Prompt: Each line that holds the word "tossed" counts once; give the total number of such lines and nothing else.

Input rows:
##############################
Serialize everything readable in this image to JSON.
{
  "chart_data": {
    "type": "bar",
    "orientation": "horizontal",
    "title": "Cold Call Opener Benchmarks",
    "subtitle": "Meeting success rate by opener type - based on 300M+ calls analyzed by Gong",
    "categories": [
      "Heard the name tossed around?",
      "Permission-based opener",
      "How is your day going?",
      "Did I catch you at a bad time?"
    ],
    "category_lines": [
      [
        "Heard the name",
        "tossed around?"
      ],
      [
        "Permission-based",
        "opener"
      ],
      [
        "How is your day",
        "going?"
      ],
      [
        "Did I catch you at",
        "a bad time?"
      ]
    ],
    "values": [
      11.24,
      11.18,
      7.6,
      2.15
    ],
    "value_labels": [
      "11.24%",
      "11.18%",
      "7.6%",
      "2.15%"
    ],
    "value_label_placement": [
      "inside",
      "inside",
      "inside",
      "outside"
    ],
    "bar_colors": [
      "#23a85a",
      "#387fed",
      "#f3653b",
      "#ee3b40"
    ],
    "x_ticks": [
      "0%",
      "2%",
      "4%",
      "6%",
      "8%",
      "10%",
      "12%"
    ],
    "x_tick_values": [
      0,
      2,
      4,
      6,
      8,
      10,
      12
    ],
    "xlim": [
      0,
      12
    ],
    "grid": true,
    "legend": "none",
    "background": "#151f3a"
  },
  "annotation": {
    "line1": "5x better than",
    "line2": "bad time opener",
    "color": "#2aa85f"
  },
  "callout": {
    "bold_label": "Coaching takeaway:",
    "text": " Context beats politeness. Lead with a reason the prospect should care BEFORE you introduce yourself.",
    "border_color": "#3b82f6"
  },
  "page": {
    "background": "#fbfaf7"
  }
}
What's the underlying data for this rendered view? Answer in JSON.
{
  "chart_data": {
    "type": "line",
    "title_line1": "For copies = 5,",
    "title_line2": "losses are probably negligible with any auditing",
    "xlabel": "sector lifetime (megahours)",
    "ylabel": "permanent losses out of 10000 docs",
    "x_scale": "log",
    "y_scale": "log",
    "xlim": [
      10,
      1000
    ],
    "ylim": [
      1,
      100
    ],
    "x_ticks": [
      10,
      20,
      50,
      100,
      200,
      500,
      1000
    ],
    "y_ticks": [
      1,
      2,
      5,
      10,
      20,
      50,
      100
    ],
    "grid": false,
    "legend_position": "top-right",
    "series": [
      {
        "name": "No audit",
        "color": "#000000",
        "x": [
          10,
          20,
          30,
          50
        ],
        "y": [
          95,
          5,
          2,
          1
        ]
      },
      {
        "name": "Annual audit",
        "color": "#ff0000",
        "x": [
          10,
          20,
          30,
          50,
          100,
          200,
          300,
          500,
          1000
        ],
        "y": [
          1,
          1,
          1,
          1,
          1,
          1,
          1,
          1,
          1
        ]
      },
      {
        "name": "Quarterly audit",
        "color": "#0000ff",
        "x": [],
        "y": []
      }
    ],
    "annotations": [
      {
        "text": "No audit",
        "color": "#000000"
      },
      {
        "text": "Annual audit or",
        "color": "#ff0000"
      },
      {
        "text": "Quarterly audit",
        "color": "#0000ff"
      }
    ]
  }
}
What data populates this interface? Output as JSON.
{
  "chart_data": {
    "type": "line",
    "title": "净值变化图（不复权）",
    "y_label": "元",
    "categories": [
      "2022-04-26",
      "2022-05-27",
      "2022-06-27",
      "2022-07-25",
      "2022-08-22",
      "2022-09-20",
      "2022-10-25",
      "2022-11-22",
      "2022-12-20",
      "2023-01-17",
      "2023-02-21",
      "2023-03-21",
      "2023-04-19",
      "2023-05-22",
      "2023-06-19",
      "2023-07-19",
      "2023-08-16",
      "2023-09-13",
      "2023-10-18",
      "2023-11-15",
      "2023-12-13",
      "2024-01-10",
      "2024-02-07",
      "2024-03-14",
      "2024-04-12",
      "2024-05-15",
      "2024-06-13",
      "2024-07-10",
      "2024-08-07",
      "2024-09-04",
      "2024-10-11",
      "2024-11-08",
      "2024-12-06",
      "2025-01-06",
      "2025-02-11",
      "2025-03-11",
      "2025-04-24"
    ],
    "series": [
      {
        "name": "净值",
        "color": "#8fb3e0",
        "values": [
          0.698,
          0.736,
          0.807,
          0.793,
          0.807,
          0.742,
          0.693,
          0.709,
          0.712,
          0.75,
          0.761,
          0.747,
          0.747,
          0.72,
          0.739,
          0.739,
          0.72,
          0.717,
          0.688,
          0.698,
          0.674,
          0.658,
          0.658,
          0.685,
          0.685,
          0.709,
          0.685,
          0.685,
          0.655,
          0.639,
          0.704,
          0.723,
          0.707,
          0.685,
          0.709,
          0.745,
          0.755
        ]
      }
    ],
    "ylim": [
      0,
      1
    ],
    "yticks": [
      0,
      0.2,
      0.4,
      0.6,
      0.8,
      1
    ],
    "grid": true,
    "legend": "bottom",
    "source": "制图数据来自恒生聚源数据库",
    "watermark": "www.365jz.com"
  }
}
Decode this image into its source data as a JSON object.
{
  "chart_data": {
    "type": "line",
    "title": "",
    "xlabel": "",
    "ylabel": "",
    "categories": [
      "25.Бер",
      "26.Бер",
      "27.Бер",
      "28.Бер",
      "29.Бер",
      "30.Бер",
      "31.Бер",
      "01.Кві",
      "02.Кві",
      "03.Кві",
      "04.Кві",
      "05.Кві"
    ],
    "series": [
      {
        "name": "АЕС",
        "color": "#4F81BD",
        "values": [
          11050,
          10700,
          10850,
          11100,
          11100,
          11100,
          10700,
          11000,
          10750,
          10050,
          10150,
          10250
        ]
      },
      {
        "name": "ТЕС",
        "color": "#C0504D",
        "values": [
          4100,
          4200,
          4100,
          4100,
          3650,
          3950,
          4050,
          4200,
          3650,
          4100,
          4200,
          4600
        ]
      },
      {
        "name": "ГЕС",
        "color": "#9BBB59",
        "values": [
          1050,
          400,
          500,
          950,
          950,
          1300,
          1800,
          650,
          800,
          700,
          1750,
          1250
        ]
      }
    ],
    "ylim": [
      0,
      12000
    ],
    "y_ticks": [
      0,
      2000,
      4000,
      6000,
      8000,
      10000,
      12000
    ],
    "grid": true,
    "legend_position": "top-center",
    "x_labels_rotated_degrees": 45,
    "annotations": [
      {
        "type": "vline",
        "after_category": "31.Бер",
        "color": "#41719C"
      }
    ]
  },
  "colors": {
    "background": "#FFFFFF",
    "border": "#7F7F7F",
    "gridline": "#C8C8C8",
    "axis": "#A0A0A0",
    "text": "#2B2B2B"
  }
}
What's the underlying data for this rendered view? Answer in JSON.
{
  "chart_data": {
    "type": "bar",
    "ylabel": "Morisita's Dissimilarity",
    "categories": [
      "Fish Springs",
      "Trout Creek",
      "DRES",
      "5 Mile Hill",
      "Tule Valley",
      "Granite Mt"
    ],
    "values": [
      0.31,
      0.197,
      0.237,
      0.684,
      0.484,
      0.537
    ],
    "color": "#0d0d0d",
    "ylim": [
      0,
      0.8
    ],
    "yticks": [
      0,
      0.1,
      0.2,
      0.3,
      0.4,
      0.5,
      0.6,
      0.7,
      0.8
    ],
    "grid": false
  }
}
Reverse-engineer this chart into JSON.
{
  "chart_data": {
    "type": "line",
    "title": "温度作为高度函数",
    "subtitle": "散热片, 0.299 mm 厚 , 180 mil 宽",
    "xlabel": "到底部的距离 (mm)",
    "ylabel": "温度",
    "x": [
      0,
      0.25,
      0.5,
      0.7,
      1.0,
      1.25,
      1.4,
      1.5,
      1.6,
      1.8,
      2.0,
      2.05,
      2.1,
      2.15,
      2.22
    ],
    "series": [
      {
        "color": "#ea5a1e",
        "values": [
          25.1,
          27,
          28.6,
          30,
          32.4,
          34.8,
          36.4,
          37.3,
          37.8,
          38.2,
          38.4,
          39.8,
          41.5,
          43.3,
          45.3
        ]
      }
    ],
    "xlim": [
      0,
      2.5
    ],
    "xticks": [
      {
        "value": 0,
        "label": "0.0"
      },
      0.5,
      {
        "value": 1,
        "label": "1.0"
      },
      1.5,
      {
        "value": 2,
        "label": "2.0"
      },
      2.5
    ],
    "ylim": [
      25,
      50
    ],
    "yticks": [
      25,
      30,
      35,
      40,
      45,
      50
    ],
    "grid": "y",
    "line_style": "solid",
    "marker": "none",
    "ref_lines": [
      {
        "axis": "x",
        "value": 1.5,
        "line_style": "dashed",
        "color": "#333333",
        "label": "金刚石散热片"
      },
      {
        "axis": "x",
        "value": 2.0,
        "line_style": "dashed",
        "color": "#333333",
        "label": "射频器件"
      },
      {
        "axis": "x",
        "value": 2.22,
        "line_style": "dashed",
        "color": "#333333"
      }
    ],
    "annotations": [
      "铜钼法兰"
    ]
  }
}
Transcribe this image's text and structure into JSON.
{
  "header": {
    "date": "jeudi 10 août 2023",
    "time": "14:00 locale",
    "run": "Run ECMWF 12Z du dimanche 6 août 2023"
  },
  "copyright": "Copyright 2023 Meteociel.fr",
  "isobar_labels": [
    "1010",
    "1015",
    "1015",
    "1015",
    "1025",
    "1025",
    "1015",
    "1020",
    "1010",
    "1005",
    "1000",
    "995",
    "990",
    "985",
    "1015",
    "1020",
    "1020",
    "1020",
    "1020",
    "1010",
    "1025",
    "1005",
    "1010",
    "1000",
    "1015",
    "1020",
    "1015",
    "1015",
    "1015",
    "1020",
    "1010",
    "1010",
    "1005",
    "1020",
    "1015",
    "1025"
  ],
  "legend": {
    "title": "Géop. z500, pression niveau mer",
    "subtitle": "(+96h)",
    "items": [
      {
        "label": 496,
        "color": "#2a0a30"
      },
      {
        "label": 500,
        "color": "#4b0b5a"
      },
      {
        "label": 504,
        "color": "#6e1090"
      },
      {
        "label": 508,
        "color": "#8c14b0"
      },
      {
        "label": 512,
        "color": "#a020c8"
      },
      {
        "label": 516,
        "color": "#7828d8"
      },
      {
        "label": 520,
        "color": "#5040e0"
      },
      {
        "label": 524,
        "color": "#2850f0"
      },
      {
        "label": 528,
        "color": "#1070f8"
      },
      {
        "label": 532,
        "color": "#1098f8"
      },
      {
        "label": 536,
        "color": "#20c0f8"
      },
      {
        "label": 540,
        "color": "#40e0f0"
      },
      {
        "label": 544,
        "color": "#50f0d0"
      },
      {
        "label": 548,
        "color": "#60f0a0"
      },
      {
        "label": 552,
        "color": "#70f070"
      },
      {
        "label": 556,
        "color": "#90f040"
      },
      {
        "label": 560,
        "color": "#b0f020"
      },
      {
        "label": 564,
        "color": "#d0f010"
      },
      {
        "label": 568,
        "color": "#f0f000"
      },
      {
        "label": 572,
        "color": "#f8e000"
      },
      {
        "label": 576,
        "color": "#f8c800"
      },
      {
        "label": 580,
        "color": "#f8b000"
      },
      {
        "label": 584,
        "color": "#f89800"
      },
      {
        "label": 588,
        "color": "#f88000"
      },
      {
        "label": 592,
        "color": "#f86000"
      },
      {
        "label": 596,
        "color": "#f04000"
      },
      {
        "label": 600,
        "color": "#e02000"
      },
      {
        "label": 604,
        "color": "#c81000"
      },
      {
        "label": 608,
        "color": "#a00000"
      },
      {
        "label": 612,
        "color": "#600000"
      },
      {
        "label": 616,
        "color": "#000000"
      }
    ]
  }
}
##############################
Response for this exercise: 2